Quote the whole listing word for word, please.

╭──

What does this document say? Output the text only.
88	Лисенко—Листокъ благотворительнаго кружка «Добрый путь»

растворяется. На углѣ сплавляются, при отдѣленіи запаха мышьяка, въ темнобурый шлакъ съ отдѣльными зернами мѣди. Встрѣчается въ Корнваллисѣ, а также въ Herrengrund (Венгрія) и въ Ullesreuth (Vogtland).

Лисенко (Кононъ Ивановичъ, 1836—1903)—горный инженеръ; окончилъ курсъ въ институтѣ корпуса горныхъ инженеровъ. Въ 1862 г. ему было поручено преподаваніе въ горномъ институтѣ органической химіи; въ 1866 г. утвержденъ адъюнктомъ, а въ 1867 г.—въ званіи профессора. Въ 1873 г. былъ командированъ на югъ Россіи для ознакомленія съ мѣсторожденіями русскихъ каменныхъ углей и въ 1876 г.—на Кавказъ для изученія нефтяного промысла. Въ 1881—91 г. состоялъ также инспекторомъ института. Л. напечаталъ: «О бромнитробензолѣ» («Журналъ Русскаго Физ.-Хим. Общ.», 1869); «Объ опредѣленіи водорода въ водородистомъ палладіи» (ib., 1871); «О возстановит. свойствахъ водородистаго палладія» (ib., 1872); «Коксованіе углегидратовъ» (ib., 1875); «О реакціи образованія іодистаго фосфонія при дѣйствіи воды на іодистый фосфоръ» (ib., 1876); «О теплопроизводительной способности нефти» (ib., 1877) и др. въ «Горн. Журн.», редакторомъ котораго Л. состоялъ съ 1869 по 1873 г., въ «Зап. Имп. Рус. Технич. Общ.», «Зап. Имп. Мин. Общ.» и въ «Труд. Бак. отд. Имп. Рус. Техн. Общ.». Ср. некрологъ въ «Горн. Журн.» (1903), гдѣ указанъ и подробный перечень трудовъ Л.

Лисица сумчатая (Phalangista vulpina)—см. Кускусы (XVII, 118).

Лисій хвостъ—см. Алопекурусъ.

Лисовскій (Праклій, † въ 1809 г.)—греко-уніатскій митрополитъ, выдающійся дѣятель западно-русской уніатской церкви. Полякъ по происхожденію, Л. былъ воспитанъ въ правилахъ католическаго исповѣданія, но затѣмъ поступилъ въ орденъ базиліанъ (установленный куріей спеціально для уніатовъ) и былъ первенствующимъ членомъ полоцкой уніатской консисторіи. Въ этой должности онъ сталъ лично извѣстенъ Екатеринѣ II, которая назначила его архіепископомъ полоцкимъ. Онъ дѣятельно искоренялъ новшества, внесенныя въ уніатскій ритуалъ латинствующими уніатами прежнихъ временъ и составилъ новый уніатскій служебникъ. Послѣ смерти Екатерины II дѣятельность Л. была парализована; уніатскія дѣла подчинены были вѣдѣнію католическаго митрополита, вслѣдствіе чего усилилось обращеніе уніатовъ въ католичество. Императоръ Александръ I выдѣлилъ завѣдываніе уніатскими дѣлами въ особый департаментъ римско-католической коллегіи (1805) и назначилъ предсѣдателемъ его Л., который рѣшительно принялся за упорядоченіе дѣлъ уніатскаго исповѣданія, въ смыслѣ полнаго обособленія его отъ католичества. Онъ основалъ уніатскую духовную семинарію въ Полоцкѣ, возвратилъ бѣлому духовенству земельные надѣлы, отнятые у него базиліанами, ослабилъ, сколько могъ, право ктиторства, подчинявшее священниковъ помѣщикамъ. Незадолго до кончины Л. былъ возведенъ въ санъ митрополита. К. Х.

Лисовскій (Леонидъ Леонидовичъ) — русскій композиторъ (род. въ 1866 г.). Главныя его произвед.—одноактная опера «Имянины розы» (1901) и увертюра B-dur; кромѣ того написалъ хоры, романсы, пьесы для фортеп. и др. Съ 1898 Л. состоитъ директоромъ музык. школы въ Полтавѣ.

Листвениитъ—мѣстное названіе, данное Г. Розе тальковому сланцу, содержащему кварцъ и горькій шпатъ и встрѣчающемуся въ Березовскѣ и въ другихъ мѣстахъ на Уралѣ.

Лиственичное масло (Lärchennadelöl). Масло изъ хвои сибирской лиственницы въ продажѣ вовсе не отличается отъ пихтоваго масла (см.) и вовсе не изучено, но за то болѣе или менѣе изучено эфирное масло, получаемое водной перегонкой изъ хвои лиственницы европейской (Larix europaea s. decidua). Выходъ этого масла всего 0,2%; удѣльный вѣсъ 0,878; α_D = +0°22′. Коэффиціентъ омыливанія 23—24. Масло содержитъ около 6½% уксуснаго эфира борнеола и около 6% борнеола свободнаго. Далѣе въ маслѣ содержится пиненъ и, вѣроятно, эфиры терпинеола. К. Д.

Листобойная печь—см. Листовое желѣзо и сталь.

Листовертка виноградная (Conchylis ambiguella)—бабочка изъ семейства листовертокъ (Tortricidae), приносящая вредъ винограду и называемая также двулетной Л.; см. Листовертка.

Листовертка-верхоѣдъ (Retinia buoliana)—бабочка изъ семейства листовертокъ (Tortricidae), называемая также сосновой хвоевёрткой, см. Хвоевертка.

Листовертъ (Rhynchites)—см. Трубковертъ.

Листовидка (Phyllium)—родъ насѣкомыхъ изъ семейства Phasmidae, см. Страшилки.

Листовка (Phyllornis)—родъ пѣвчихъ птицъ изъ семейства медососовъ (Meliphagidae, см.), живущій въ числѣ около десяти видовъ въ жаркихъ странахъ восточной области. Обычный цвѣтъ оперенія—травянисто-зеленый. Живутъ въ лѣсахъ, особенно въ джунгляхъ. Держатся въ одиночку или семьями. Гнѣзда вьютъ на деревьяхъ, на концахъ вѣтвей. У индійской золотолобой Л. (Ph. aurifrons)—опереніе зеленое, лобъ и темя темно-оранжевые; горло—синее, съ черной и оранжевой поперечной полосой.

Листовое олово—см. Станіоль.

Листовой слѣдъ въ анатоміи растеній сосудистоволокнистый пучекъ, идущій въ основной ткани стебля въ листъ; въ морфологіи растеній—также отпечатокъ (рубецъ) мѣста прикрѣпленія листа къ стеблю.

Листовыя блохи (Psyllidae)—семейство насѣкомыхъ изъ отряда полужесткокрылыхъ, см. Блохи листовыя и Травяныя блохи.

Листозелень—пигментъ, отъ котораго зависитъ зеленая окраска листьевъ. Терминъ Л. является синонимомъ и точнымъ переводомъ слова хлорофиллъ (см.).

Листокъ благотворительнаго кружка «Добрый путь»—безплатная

╰──

- THE SOLUTION -
What does this document say? Output the text only.
88	Лисенко—Листокъ благотворительнаго кружка «Добрый путь»

растворяется. На углѣ сплавляются, при отдѣленіи запаха мышьяка, въ темнобурый шлакъ съ отдѣльными зернами мѣди. Встрѣчается въ Корнваллисѣ, а также въ Herrengrund (Венгрія) и въ Ullesreuth (Vogtland).

Лисенко (Кононъ Ивановичъ, 1836—1903)—горный инженеръ; окончилъ курсъ въ институтѣ корпуса горныхъ инженеровъ. Въ 1862 г. ему было поручено преподаваніе въ горномъ институтѣ органической химіи; въ 1866 г. утвержденъ адъюнктомъ, а въ 1867 г.—въ званіи профессора. Въ 1873 г. былъ командированъ на югъ Россіи для ознакомленія съ мѣсторожденіями русскихъ каменныхъ углей и въ 1876 г.—на Кавказъ для изученія нефтяного промысла. Въ 1881—91 г. состоялъ также инспекторомъ института. Л. напечаталъ: «О бромнитробензолѣ» («Журналъ Русскаго Физ.-Хим. Общ.», 1869); «Объ опредѣленіи водорода въ водородистомъ палладіи» (ib., 1871); «О возстановит. свойствахъ водородистаго палладія» (ib., 1872); «Коксованіе углегидратовъ» (ib., 1875); «О реакціи образованія іодистаго фосфонія при дѣйствіи воды на іодистый фосфоръ» (ib., 1876); «О теплопроизводительной способности нефти» (ib., 1877) и др. въ «Горн. Журн.», редакторомъ котораго Л. состоялъ съ 1869 по 1873 г., въ «Зап. Имп. Рус. Технич. Общ.», «Зап. Имп. Мин. Общ.» и въ «Труд. Бак. отд. Имп. Рус. Техн. Общ.». Ср. некрологъ въ «Горн. Журн.» (1903), гдѣ указанъ и подробный перечень трудовъ Л.

Лисица сумчатая (Phalangista vulpina)—см. Кускусы (XVII, 118).

Лисій хвостъ—см. Алопекурусъ.

Лисовскій (Праклій, † въ 1809 г.)—греко-уніатскій митрополитъ, выдающійся дѣятель западно-русской уніатской церкви. Полякъ по происхожденію, Л. былъ воспитанъ въ правилахъ католическаго исповѣданія, но затѣмъ поступилъ въ орденъ базиліанъ (установленный куріей спеціально для уніатовъ) и былъ первенствующимъ членомъ полоцкой уніатской консисторіи. Въ этой должности онъ сталъ лично извѣстенъ Екатеринѣ II, которая назначила его архіепископомъ полоцкимъ. Онъ дѣятельно искоренялъ новшества, внесенныя въ уніатскій ритуалъ латинствующими уніатами прежнихъ временъ и составилъ новый уніатскій служебникъ. Послѣ смерти Екатерины II дѣятельность Л. была парализована; уніатскія дѣла подчинены были вѣдѣнію католическаго митрополита, вслѣдствіе чего усилилось обращеніе уніатовъ въ католичество. Императоръ Александръ I выдѣлилъ завѣдываніе уніатскими дѣлами въ особый департаментъ римско-католической коллегіи (1805) и назначилъ предсѣдателемъ его Л., который рѣшительно принялся за упорядоченіе дѣлъ уніатскаго исповѣданія, въ смыслѣ полнаго обособленія его отъ католичества. Онъ основалъ уніатскую духовную семинарію въ Полоцкѣ, возвратилъ бѣлому духовенству земельные надѣлы, отнятые у него базиліанами, ослабилъ, сколько могъ, право ктиторства, подчинявшее священниковъ помѣщикамъ. Незадолго до кончины Л. былъ возведенъ въ санъ митрополита. К. Х.

Лисовскій (Леонидъ Леонидовичъ) — русскій композиторъ (род. въ 1866 г.). Главныя его произвед.—одноактная опера «Имянины розы» (1901) и увертюра B-dur; кромѣ того написалъ хоры, романсы, пьесы для фортеп. и др. Съ 1898 Л. состоитъ директоромъ музык. школы въ Полтавѣ.

Листвениитъ—мѣстное названіе, данное Г. Розе тальковому сланцу, содержащему кварцъ и горькій шпатъ и встрѣчающемуся въ Березовскѣ и въ другихъ мѣстахъ на Уралѣ.

Лиственичное масло (Lärchennadelöl). Масло изъ хвои сибирской лиственницы въ продажѣ вовсе не отличается отъ пихтоваго масла (см.) и вовсе не изучено, но за то болѣе или менѣе изучено эфирное масло, получаемое водной перегонкой изъ хвои лиственницы европейской (Larix europaea s. decidua). Выходъ этого масла всего 0,2%; удѣльный вѣсъ 0,878; α_D = +0°22′. Коэффиціентъ омыливанія 23—24. Масло содержитъ около 6½% уксуснаго эфира борнеола и около 6% борнеола свободнаго. Далѣе въ маслѣ содержится пиненъ и, вѣроятно, эфиры терпинеола. К. Д.

Листобойная печь—см. Листовое желѣзо и сталь.

Листовертка виноградная (Conchylis ambiguella)—бабочка изъ семейства листовертокъ (Tortricidae), приносящая вредъ винограду и называемая также двулетной Л.; см. Листовертка.

Листовертка-верхоѣдъ (Retinia buoliana)—бабочка изъ семейства листовертокъ (Tortricidae), называемая также сосновой хвоевёрткой, см. Хвоевертка.

Листовертъ (Rhynchites)—см. Трубковертъ.

Листовидка (Phyllium)—родъ насѣкомыхъ изъ семейства Phasmidae, см. Страшилки.

Листовка (Phyllornis)—родъ пѣвчихъ птицъ изъ семейства медососовъ (Meliphagidae, см.), живущій въ числѣ около десяти видовъ въ жаркихъ странахъ восточной области. Обычный цвѣтъ оперенія—травянисто-зеленый. Живутъ въ лѣсахъ, особенно въ джунгляхъ. Держатся въ одиночку или семьями. Гнѣзда вьютъ на деревьяхъ, на концахъ вѣтвей. У индійской золотолобой Л. (Ph. aurifrons)—опереніе зеленое, лобъ и темя темно-оранжевые; горло—синее, съ черной и оранжевой поперечной полосой.

Листовое олово—см. Станіоль.

Листовой слѣдъ въ анатоміи растеній сосудистоволокнистый пучекъ, идущій въ основной ткани стебля въ листъ; въ морфологіи растеній—также отпечатокъ (рубецъ) мѣста прикрѣпленія листа къ стеблю.

Листовыя блохи (Psyllidae)—семейство насѣкомыхъ изъ отряда полужесткокрылыхъ, см. Блохи листовыя и Травяныя блохи.

Листозелень—пигментъ, отъ котораго зависитъ зеленая окраска листьевъ. Терминъ Л. является синонимомъ и точнымъ переводомъ слова хлорофиллъ (см.).

Листокъ благотворительнаго кружка «Добрый путь»—безплатная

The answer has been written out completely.